** Start Exercise material **

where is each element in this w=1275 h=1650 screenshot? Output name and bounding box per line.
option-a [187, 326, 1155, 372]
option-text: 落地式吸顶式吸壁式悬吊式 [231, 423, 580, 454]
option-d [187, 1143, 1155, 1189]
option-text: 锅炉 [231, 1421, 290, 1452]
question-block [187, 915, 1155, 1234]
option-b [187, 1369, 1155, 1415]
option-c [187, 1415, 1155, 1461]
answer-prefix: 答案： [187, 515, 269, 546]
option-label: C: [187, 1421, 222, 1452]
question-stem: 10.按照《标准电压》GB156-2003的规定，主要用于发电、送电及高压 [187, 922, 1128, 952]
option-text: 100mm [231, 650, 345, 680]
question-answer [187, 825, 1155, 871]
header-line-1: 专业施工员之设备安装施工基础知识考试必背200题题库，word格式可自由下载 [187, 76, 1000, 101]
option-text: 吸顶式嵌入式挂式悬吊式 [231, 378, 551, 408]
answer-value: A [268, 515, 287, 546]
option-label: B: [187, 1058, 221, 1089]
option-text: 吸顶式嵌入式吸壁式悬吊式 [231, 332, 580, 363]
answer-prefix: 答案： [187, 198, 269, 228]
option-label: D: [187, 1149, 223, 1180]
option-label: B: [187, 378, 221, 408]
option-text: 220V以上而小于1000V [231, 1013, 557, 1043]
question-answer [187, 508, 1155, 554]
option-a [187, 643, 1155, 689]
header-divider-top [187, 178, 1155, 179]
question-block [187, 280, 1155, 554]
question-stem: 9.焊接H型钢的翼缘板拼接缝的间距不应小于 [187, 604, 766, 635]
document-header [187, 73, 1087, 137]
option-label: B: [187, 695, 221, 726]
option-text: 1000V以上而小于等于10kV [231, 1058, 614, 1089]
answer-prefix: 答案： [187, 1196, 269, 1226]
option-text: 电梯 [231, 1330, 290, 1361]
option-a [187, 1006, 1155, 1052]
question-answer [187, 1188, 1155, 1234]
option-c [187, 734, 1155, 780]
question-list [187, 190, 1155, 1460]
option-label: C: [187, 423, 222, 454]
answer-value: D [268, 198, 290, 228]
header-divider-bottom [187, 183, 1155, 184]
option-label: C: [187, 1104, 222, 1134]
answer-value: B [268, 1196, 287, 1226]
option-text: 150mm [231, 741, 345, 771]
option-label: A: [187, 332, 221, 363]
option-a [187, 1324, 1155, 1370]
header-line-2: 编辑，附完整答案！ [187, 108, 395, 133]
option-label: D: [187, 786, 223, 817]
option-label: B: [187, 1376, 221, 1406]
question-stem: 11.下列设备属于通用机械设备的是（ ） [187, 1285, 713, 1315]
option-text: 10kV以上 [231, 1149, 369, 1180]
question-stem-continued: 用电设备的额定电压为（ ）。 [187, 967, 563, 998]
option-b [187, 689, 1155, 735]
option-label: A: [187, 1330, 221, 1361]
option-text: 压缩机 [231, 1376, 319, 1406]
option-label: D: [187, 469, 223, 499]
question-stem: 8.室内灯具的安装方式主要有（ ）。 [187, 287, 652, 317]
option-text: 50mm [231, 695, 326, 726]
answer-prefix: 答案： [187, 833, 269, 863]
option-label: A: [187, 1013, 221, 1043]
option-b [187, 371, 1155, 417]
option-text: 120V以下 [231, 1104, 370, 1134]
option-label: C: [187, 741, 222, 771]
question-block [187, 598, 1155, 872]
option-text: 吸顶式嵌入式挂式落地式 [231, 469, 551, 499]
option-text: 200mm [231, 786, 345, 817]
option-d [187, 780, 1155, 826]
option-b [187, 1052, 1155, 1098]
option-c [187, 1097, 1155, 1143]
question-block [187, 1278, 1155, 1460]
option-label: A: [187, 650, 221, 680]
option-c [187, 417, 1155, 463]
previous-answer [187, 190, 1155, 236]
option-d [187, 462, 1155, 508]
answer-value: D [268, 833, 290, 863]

** End Exercise material **

* [Prompt]: Can you quote the whole listing above line for line, without changing a single character?

* [Written response]:
where is each element in this w=1275 h=1650 screenshot? Output name and bounding box per line.
option-a [187, 326, 1155, 372]
option-text: 落地式吸顶式吸壁式悬吊式 [231, 423, 580, 454]
option-d [187, 1143, 1155, 1189]
option-text: 锅炉 [231, 1421, 290, 1452]
question-block [187, 915, 1155, 1234]
option-b [187, 1369, 1155, 1415]
option-c [187, 1415, 1155, 1461]
answer-prefix: 答案： [187, 515, 269, 546]
option-label: C: [187, 1421, 222, 1452]
question-stem: 10.按照《标准电压》GB156-2003的规定，主要用于发电、送电及高压 [187, 922, 1128, 952]
option-text: 100mm [231, 650, 345, 680]
question-answer [187, 825, 1155, 871]
header-line-1: 专业施工员之设备安装施工基础知识考试必背200题题库，word格式可自由下载 [187, 76, 1000, 101]
option-text: 吸顶式嵌入式挂式悬吊式 [231, 378, 551, 408]
answer-value: A [268, 515, 287, 546]
option-label: B: [187, 1058, 221, 1089]
option-text: 吸顶式嵌入式吸壁式悬吊式 [231, 332, 580, 363]
answer-prefix: 答案： [187, 198, 269, 228]
option-label: D: [187, 1149, 223, 1180]
option-label: B: [187, 378, 221, 408]
option-text: 220V以上而小于1000V [231, 1013, 557, 1043]
question-answer [187, 508, 1155, 554]
option-a [187, 643, 1155, 689]
header-divider-top [187, 178, 1155, 179]
question-block [187, 280, 1155, 554]
question-stem: 9.焊接H型钢的翼缘板拼接缝的间距不应小于 [187, 604, 766, 635]
document-header [187, 73, 1087, 137]
option-label: B: [187, 695, 221, 726]
option-text: 1000V以上而小于等于10kV [231, 1058, 614, 1089]
answer-prefix: 答案： [187, 1196, 269, 1226]
option-text: 电梯 [231, 1330, 290, 1361]
option-a [187, 1006, 1155, 1052]
question-answer [187, 1188, 1155, 1234]
option-c [187, 734, 1155, 780]
question-list [187, 190, 1155, 1460]
option-label: C: [187, 423, 222, 454]
answer-value: D [268, 198, 290, 228]
header-divider-bottom [187, 183, 1155, 184]
option-label: C: [187, 1104, 222, 1134]
answer-value: B [268, 1196, 287, 1226]
option-text: 150mm [231, 741, 345, 771]
option-label: A: [187, 332, 221, 363]
option-a [187, 1324, 1155, 1370]
header-line-2: 编辑，附完整答案！ [187, 108, 395, 133]
option-label: D: [187, 786, 223, 817]
option-label: B: [187, 1376, 221, 1406]
question-stem: 11.下列设备属于通用机械设备的是（ ） [187, 1285, 713, 1315]
option-text: 10kV以上 [231, 1149, 369, 1180]
question-stem-continued: 用电设备的额定电压为（ ）。 [187, 967, 563, 998]
option-b [187, 689, 1155, 735]
option-label: A: [187, 1330, 221, 1361]
option-text: 压缩机 [231, 1376, 319, 1406]
option-label: D: [187, 469, 223, 499]
question-stem: 8.室内灯具的安装方式主要有（ ）。 [187, 287, 652, 317]
option-text: 50mm [231, 695, 326, 726]
answer-prefix: 答案： [187, 833, 269, 863]
option-label: A: [187, 1013, 221, 1043]
option-b [187, 371, 1155, 417]
option-text: 120V以下 [231, 1104, 370, 1134]
option-label: C: [187, 741, 222, 771]
question-block [187, 598, 1155, 872]
option-text: 吸顶式嵌入式挂式落地式 [231, 469, 551, 499]
option-text: 200mm [231, 786, 345, 817]
option-d [187, 780, 1155, 826]
option-b [187, 1052, 1155, 1098]
option-c [187, 1097, 1155, 1143]
question-block [187, 1278, 1155, 1460]
option-label: A: [187, 650, 221, 680]
option-c [187, 417, 1155, 463]
previous-answer [187, 190, 1155, 236]
option-d [187, 462, 1155, 508]
answer-value: D [268, 833, 290, 863]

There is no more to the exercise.